**SHORT TASK:**
Locate and copy each line in the data that contains the word "http".

**ENTRIES:**
____

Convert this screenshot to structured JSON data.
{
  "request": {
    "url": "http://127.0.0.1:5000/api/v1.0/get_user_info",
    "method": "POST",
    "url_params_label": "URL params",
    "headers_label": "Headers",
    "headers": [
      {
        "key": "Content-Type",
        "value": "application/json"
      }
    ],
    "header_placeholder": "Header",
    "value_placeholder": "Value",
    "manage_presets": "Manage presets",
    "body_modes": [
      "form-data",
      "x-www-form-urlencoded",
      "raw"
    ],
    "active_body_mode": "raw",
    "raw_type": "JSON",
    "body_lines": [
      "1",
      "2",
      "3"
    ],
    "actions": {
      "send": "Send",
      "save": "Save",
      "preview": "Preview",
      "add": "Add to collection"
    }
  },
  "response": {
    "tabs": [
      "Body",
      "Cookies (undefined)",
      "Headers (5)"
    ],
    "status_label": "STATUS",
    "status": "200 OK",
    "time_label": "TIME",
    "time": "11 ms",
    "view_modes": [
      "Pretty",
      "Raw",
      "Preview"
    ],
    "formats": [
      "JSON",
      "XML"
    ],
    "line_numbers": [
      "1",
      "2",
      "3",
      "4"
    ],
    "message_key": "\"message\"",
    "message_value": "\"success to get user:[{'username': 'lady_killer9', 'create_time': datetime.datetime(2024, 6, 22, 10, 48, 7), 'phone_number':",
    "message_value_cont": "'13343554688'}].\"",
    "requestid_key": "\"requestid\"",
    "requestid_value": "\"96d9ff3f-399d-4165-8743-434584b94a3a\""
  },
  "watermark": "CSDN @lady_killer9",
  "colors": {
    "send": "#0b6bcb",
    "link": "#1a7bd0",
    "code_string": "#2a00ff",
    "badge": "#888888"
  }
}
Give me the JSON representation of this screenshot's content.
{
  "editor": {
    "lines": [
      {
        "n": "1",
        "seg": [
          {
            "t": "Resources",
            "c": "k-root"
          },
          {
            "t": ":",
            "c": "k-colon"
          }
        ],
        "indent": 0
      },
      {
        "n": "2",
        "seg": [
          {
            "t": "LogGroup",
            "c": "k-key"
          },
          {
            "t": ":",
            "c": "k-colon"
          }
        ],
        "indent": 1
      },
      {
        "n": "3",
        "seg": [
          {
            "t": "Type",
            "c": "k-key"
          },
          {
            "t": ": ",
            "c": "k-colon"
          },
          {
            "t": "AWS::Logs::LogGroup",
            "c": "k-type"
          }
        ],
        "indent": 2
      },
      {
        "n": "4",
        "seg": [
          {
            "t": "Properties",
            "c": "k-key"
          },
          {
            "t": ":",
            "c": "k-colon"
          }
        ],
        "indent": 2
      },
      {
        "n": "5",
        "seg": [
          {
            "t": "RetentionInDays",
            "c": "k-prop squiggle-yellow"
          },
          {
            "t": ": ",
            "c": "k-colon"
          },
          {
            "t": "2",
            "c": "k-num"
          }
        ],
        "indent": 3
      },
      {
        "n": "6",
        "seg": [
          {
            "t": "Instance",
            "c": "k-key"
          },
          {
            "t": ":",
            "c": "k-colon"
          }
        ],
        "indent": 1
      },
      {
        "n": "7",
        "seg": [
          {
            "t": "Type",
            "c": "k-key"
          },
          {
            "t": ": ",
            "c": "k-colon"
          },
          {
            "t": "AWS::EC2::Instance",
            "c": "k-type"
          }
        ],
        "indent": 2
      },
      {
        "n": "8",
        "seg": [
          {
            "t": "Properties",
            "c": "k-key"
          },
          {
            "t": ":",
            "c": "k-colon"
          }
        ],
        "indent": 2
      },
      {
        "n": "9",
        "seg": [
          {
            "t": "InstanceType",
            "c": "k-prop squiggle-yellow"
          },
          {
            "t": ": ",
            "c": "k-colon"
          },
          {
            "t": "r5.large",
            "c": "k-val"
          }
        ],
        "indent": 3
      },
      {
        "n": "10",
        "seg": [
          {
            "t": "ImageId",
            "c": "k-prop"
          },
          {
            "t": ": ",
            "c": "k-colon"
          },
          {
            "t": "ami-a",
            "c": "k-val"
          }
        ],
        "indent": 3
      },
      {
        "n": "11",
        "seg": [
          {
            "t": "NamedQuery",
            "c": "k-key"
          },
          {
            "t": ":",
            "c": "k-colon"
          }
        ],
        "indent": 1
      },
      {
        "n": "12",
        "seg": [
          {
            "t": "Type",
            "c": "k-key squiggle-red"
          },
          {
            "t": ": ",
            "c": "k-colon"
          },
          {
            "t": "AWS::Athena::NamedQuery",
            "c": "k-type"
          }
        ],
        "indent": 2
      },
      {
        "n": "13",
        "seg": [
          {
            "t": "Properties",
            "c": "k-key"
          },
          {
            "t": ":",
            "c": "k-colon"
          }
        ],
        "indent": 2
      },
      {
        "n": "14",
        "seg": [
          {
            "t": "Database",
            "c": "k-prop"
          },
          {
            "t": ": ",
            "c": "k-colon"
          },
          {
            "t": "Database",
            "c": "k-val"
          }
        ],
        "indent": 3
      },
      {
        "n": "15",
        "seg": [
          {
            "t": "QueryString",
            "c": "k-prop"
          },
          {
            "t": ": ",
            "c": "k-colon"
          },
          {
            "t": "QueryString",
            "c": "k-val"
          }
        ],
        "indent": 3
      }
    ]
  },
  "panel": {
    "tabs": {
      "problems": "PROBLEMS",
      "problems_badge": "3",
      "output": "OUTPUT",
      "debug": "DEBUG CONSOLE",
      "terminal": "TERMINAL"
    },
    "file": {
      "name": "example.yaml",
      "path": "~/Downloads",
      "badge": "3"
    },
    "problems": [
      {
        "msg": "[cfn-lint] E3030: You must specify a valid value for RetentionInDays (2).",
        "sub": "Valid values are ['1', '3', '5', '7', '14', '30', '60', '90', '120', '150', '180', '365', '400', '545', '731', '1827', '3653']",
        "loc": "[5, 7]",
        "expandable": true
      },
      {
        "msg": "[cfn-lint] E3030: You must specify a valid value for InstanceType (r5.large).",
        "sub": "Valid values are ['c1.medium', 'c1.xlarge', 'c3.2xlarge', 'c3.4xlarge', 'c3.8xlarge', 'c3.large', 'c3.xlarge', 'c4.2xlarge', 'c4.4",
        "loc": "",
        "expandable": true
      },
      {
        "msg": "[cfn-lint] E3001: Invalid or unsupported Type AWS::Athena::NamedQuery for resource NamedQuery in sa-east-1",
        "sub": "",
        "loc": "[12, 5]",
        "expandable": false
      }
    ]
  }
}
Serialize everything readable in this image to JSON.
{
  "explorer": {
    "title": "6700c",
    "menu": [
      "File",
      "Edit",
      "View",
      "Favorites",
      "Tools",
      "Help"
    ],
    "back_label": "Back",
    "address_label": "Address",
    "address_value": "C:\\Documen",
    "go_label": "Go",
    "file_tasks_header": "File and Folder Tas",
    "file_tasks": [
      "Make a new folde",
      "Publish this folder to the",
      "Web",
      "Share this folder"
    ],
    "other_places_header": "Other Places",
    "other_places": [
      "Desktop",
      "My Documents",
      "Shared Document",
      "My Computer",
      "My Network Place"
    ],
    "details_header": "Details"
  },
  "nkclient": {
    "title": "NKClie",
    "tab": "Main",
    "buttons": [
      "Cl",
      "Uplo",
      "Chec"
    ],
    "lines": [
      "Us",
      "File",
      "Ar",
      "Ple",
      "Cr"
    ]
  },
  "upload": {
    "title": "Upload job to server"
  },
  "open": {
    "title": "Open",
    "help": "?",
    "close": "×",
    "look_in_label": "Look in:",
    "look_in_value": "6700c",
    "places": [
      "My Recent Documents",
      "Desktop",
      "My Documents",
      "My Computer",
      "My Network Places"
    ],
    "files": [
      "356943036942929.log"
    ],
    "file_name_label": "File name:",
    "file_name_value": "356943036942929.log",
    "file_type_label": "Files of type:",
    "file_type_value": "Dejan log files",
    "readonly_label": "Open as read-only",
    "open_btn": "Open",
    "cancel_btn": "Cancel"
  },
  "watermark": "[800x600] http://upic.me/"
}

____

**RESULT OF THIS EXERCISE:**
    "url": "http://127.0.0.1:5000/api/v1.0/get_user_info",
  "watermark": "[800x600] http://upic.me/"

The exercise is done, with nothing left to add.